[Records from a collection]
§
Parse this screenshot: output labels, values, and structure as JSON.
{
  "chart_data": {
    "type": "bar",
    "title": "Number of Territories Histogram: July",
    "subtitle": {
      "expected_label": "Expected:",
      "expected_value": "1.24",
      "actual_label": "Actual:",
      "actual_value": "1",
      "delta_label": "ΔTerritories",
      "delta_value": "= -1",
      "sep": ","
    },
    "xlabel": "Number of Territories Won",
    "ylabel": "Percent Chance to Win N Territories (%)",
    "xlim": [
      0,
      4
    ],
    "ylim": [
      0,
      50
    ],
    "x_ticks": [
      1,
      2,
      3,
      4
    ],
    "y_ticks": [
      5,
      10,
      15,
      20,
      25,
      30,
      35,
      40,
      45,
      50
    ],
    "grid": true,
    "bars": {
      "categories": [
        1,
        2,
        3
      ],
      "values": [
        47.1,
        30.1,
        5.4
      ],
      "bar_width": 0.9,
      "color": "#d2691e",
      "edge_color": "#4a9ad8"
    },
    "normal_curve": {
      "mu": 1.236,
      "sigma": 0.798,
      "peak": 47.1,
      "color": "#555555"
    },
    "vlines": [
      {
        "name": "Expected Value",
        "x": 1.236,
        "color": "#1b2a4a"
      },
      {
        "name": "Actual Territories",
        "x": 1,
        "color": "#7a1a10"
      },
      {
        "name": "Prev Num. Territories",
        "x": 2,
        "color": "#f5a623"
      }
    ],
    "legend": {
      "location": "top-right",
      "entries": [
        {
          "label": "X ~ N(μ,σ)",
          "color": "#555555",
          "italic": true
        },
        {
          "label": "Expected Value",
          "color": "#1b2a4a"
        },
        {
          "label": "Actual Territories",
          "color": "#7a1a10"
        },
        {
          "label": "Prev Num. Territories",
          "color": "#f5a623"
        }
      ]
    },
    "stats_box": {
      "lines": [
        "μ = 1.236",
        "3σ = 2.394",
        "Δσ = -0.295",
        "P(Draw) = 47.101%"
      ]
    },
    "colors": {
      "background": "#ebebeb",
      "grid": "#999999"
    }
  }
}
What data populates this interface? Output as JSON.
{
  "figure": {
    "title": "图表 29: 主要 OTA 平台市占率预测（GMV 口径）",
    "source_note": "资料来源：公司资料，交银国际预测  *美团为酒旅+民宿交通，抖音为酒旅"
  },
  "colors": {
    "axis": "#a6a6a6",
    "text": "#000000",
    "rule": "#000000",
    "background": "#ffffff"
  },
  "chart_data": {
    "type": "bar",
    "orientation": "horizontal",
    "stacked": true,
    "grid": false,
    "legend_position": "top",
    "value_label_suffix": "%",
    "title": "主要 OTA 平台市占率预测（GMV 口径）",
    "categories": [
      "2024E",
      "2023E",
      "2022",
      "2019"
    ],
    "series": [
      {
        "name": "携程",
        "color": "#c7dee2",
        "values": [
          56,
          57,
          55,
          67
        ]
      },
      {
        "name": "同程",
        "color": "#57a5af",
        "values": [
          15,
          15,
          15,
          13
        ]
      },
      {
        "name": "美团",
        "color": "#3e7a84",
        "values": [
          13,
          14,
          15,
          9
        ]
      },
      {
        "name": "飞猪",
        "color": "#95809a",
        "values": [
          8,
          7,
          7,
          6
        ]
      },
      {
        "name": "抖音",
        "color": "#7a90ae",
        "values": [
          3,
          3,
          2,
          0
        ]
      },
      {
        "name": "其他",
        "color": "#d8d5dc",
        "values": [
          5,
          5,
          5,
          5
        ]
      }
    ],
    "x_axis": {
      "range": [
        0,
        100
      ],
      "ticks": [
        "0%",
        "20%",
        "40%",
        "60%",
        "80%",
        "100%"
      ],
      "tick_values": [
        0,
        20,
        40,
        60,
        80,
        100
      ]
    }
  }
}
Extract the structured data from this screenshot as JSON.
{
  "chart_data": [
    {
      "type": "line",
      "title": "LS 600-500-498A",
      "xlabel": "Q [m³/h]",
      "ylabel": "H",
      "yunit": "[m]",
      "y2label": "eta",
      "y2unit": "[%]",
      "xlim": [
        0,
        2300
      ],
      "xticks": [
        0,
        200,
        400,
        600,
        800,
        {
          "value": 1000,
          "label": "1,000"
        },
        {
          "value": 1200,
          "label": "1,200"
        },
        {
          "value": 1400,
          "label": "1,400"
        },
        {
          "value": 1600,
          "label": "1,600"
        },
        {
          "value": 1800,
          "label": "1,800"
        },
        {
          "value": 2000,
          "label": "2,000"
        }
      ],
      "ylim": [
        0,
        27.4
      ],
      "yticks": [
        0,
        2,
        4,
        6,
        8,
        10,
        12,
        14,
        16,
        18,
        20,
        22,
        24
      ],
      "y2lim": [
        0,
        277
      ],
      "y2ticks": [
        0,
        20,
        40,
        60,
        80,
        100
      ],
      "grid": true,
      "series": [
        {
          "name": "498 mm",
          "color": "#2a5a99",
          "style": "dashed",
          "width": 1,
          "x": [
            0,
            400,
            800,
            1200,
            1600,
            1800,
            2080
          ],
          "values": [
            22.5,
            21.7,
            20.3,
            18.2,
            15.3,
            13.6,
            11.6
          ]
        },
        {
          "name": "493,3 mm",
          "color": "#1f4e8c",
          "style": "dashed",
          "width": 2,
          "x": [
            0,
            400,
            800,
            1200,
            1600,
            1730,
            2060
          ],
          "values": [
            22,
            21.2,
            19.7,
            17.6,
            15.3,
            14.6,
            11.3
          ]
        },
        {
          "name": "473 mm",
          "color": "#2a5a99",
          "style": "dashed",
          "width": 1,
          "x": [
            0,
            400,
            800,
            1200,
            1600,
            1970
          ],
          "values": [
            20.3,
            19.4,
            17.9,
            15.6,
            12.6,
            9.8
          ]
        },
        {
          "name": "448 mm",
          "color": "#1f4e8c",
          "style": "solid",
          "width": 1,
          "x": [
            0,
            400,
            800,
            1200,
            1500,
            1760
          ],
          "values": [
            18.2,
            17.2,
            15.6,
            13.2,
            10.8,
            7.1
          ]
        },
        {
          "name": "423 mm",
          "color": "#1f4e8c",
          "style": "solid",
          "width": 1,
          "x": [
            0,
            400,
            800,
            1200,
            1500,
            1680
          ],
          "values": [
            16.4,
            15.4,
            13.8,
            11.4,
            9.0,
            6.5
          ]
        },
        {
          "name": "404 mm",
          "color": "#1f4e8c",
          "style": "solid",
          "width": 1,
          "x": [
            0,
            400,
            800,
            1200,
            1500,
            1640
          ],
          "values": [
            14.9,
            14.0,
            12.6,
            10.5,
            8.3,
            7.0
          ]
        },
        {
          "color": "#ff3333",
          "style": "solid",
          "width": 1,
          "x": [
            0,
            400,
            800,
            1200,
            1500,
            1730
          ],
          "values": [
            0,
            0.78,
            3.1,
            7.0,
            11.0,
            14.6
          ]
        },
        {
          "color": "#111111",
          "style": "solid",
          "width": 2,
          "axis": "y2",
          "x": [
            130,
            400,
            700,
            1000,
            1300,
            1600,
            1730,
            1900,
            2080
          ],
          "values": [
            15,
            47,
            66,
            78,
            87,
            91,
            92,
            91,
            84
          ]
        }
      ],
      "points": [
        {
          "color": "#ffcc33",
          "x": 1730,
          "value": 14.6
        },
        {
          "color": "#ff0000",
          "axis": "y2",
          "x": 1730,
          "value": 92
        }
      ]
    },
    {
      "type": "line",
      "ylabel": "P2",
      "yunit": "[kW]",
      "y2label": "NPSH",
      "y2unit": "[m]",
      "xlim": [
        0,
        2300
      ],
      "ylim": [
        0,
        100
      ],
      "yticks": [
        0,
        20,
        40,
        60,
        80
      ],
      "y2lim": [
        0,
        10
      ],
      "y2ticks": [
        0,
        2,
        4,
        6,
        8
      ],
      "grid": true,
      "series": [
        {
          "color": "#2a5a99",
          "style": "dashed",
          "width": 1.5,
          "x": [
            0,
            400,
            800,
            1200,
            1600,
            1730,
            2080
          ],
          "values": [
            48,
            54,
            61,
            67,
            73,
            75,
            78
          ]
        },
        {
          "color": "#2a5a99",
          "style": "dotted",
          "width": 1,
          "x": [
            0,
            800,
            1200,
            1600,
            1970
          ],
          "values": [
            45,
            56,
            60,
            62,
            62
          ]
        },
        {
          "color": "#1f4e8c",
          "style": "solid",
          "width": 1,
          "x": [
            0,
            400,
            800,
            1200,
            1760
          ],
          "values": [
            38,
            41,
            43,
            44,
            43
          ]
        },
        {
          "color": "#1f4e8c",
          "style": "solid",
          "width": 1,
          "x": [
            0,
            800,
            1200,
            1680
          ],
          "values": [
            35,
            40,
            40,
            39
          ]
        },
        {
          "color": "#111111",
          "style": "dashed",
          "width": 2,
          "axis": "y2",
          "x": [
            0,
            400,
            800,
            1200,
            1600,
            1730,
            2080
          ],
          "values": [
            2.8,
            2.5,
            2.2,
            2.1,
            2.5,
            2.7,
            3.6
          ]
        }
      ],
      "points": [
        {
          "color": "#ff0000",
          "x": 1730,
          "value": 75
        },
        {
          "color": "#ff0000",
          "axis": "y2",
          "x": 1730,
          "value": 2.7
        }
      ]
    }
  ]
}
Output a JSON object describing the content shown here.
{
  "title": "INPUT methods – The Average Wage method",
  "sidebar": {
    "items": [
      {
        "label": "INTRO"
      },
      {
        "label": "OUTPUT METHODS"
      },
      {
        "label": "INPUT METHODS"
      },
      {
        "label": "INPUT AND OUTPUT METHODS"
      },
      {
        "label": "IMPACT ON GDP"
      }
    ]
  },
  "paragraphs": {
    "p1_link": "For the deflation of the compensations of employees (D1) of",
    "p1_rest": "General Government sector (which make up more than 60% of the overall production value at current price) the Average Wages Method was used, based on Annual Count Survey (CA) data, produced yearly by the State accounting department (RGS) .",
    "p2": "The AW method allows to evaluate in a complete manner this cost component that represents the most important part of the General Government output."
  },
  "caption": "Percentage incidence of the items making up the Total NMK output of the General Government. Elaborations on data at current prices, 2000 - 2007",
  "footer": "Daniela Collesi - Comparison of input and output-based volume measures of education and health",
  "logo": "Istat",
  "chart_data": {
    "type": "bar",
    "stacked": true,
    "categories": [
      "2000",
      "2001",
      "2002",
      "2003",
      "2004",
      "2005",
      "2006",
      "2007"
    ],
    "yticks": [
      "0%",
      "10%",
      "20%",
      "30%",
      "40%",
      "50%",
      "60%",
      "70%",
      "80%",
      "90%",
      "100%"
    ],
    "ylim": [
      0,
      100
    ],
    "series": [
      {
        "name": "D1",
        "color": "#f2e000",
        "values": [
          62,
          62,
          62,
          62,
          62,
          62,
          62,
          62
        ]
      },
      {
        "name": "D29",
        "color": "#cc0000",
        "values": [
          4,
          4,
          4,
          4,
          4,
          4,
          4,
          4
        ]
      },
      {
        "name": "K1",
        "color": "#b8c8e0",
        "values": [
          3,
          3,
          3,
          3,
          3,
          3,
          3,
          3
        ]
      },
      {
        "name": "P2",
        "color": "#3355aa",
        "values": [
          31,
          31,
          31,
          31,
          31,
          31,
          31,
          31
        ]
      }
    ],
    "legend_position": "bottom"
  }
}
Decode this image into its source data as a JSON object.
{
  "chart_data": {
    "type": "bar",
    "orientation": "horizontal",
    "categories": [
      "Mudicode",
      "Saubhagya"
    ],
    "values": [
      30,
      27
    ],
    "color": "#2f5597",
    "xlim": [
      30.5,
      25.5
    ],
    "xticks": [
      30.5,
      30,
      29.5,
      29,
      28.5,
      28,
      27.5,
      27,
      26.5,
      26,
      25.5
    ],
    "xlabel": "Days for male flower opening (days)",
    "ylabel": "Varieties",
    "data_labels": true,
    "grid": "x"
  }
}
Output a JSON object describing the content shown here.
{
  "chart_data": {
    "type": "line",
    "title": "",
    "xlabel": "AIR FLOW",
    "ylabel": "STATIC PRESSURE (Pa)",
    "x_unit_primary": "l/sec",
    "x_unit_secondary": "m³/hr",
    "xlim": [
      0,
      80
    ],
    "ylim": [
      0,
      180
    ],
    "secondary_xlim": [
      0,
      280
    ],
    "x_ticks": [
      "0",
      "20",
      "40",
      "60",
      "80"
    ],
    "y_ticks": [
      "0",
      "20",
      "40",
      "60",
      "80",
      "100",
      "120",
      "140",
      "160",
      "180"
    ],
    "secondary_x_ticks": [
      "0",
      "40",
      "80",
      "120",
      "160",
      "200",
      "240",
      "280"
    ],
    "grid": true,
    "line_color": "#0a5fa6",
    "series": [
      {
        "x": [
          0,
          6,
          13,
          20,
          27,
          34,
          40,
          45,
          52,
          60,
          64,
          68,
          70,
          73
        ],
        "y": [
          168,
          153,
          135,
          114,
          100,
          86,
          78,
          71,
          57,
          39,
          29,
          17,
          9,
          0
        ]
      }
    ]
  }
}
§
▶ DIRECTIONS: Identify each line in the records above containing the word "background"; copy those lines.

▶ TASK ANSWER:
      "background": "#ebebeb",
    "background": "#ffffff"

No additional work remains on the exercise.